[Stored data entries]
↓↓↓

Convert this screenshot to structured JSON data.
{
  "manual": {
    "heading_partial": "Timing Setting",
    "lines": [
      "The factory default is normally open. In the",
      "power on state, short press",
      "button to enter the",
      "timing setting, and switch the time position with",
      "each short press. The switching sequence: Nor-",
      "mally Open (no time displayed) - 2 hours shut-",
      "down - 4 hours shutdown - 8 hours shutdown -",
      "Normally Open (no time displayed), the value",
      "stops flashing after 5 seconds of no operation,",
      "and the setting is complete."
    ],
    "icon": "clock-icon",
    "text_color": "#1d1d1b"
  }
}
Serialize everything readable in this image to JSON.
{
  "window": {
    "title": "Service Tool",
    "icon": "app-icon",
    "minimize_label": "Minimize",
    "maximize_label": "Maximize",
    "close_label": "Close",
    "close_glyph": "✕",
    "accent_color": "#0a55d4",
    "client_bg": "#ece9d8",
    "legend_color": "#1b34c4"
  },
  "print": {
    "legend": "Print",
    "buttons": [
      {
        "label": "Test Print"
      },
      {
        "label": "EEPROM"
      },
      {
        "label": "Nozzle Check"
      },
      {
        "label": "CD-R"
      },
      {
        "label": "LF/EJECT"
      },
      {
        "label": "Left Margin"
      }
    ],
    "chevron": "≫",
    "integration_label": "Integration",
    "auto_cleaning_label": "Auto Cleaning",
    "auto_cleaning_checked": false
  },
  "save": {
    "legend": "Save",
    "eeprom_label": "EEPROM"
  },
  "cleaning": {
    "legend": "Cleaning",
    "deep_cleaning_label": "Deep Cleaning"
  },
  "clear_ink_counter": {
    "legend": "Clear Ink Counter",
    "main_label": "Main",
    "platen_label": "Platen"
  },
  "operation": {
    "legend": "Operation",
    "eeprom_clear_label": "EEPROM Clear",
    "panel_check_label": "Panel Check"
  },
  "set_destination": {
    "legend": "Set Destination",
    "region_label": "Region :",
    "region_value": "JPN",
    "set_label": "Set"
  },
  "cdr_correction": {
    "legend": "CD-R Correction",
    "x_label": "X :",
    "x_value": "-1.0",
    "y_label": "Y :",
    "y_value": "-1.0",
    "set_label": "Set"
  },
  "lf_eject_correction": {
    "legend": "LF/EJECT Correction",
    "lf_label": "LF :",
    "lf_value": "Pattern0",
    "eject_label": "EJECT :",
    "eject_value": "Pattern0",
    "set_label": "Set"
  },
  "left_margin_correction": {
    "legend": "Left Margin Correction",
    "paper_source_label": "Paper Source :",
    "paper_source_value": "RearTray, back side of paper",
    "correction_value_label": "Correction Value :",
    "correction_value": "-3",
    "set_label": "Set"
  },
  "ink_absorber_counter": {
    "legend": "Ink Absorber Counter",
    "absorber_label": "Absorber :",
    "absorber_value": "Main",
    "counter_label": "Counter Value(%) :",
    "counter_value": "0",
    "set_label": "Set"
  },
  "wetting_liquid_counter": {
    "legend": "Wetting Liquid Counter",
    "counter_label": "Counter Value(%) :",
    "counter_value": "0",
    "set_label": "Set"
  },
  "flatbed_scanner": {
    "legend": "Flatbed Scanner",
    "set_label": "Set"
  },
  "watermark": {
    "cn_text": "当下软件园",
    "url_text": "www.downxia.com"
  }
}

↑↑↑
↓↓↓

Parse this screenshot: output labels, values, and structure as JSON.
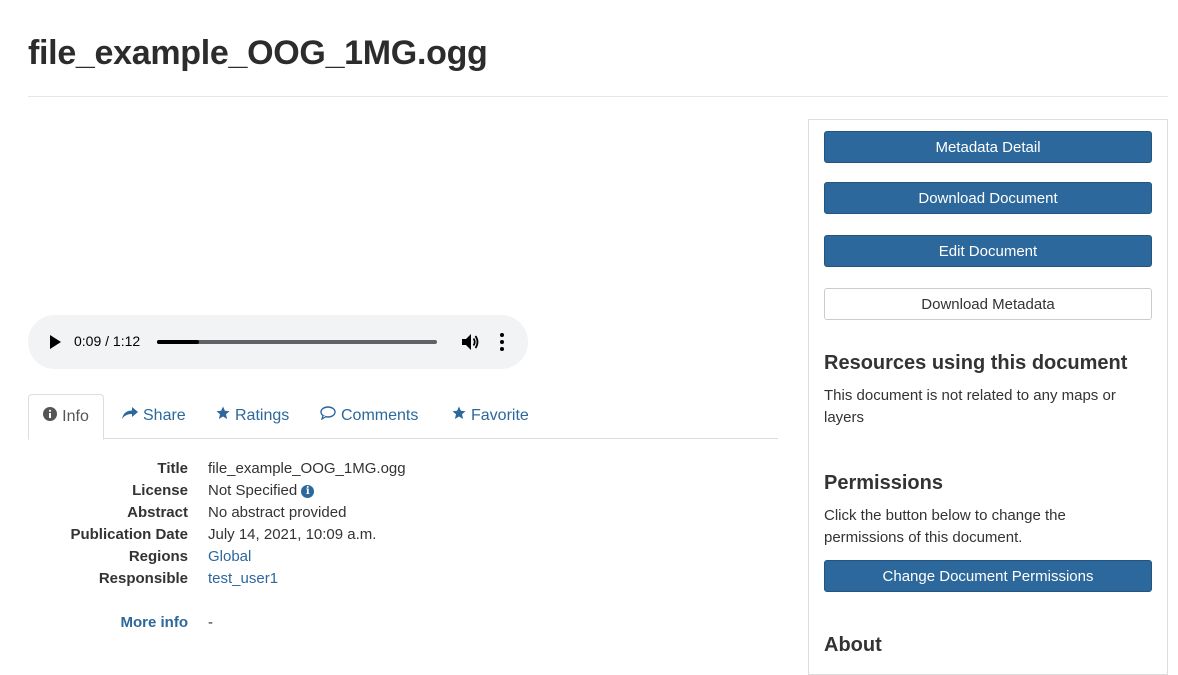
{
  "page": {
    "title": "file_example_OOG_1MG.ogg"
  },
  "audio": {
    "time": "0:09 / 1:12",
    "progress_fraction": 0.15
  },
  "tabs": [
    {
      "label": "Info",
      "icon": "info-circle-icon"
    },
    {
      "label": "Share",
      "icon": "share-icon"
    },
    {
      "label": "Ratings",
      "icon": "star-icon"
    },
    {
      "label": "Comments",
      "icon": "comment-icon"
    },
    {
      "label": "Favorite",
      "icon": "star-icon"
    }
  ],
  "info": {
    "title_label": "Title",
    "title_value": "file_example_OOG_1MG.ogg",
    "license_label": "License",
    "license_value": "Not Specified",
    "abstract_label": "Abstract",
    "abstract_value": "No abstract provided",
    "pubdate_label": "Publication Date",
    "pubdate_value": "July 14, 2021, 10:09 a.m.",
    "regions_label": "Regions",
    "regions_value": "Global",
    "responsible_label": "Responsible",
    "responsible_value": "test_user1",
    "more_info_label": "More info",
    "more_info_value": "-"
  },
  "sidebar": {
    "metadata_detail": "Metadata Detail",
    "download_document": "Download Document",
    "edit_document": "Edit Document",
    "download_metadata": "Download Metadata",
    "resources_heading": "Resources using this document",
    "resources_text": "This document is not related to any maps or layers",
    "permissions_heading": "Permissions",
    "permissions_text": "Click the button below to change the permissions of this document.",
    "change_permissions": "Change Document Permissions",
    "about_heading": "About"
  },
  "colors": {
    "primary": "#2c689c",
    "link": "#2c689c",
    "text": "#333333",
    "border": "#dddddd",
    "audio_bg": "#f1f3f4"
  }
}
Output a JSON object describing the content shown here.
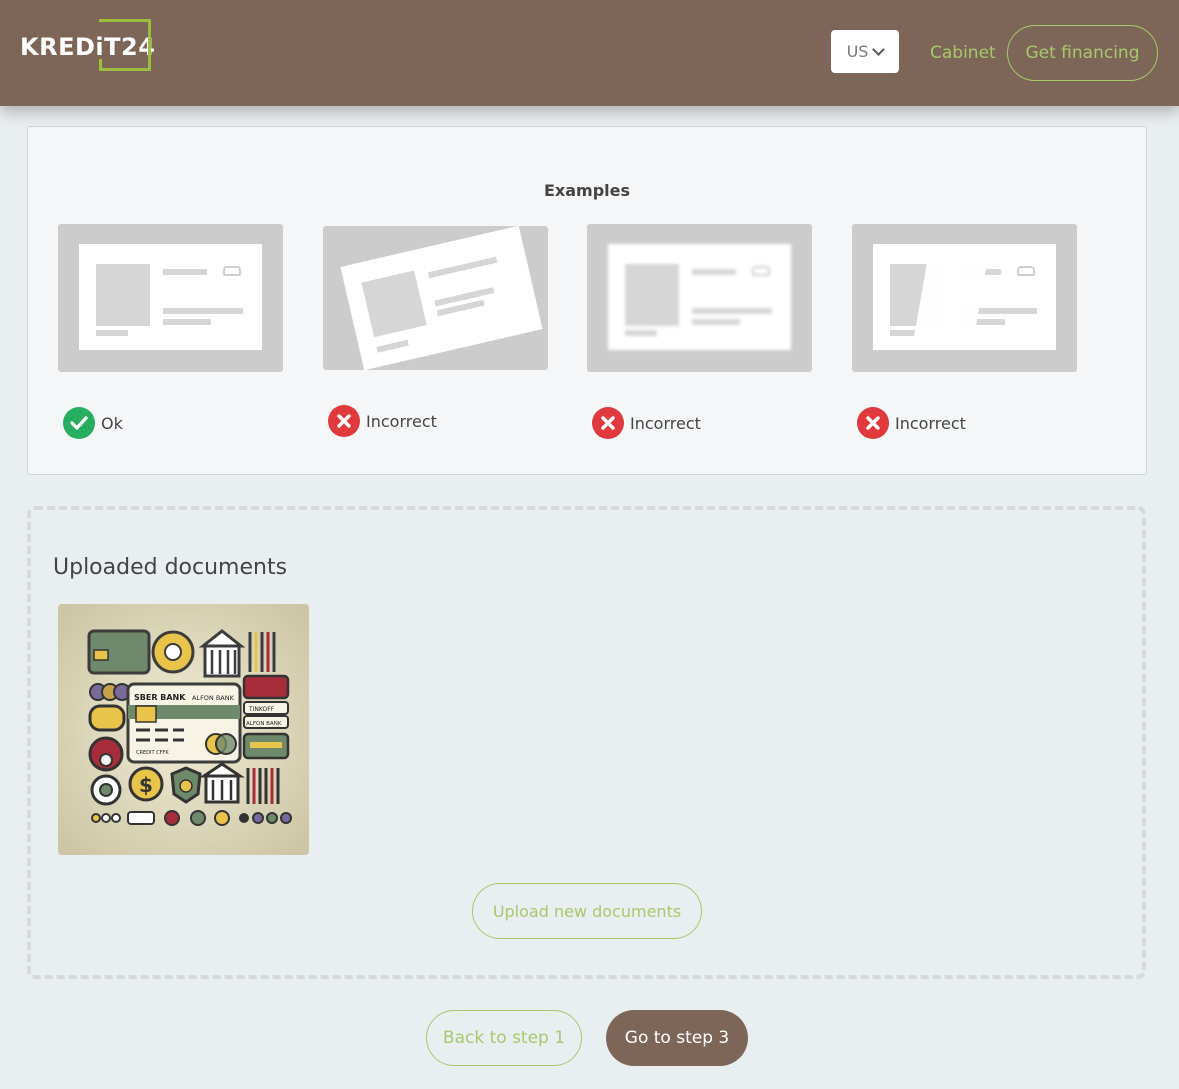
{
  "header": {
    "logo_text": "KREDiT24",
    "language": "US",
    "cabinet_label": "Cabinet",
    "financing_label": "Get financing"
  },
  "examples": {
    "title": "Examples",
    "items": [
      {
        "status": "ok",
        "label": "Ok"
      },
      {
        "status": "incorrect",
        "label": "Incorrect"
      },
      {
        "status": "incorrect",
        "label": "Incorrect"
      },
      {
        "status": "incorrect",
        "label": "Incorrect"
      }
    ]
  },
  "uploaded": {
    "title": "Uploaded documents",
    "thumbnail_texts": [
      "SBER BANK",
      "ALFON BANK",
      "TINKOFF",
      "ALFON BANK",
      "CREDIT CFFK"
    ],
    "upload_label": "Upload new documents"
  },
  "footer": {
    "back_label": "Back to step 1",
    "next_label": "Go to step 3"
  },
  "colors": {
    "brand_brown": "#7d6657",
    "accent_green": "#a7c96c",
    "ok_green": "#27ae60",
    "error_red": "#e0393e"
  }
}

↑↑↑

__Requirements__
Out of the records, collect only those lines that contain the string "JSON".

__Solution for this task__
Convert this screenshot to structured JSON data.
Serialize everything readable in this image to JSON.
Parse this screenshot: output labels, values, and structure as JSON.
Output a JSON object describing the content shown here.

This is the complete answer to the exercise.